Quote, verbatim, all material below, without pictures.

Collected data
####################
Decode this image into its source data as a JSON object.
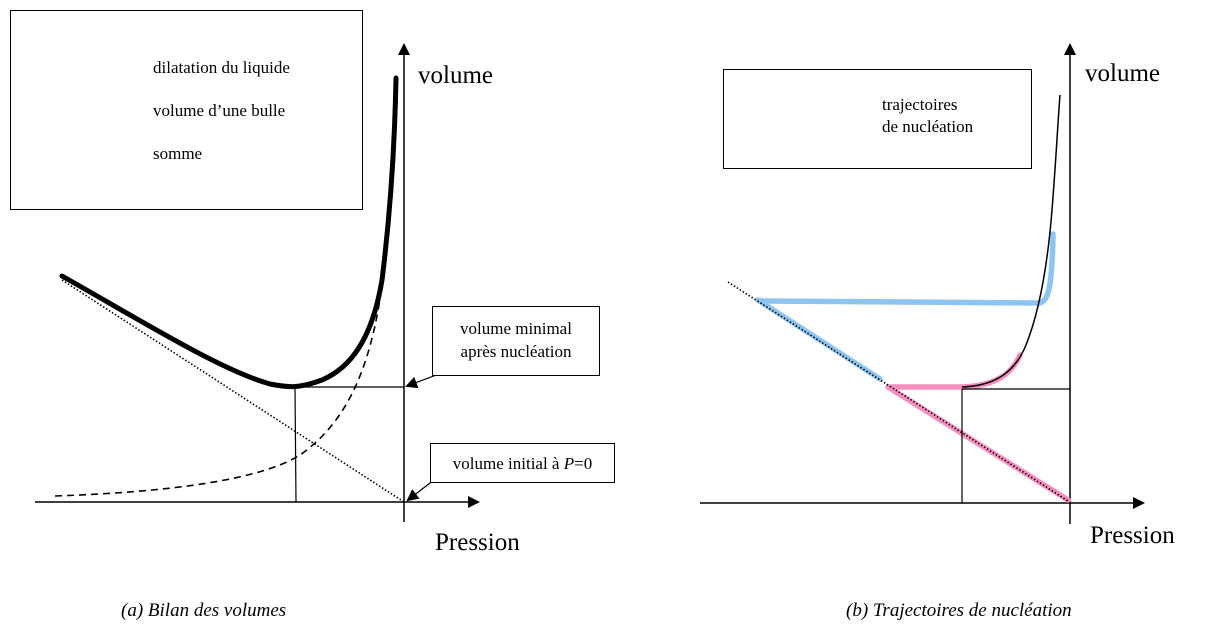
{
  "panel_a": {
    "legend": {
      "items": [
        {
          "label": "dilatation du liquide",
          "style": "dotted"
        },
        {
          "label": "volume d’une bulle",
          "style": "dashed"
        },
        {
          "label": "somme",
          "style": "thick"
        }
      ]
    },
    "y_axis_label": "volume",
    "x_axis_label": "Pression",
    "callout_min_line1": "volume minimal",
    "callout_min_line2": "après nucléation",
    "callout_init_text": "volume initial à ",
    "callout_init_var": "P",
    "callout_init_value": "=0",
    "caption": "(a) Bilan des volumes"
  },
  "panel_b": {
    "legend": {
      "items": [
        {
          "label_line1": "trajectoires",
          "label_line2": "de nucléation",
          "color": "#f48fbf"
        },
        {
          "color": "#8ec4f0"
        }
      ]
    },
    "y_axis_label": "volume",
    "x_axis_label": "Pression",
    "caption": "(b) Trajectoires de nucléation"
  },
  "colors": {
    "pink": "#f48fbf",
    "blue": "#8ec4f0",
    "ink": "#000000"
  }
}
####################
The answer:
Decode this image into its source data as a JSON object.
{
  "panel_a": {
    "legend": {
      "items": [
        {
          "label": "dilatation du liquide",
          "style": "dotted"
        },
        {
          "label": "volume d’une bulle",
          "style": "dashed"
        },
        {
          "label": "somme",
          "style": "thick"
        }
      ]
    },
    "y_axis_label": "volume",
    "x_axis_label": "Pression",
    "callout_min_line1": "volume minimal",
    "callout_min_line2": "après nucléation",
    "callout_init_text": "volume initial à ",
    "callout_init_var": "P",
    "callout_init_value": "=0",
    "caption": "(a) Bilan des volumes"
  },
  "panel_b": {
    "legend": {
      "items": [
        {
          "label_line1": "trajectoires",
          "label_line2": "de nucléation",
          "color": "#f48fbf"
        },
        {
          "color": "#8ec4f0"
        }
      ]
    },
    "y_axis_label": "volume",
    "x_axis_label": "Pression",
    "caption": "(b) Trajectoires de nucléation"
  },
  "colors": {
    "pink": "#f48fbf",
    "blue": "#8ec4f0",
    "ink": "#000000"
  }
}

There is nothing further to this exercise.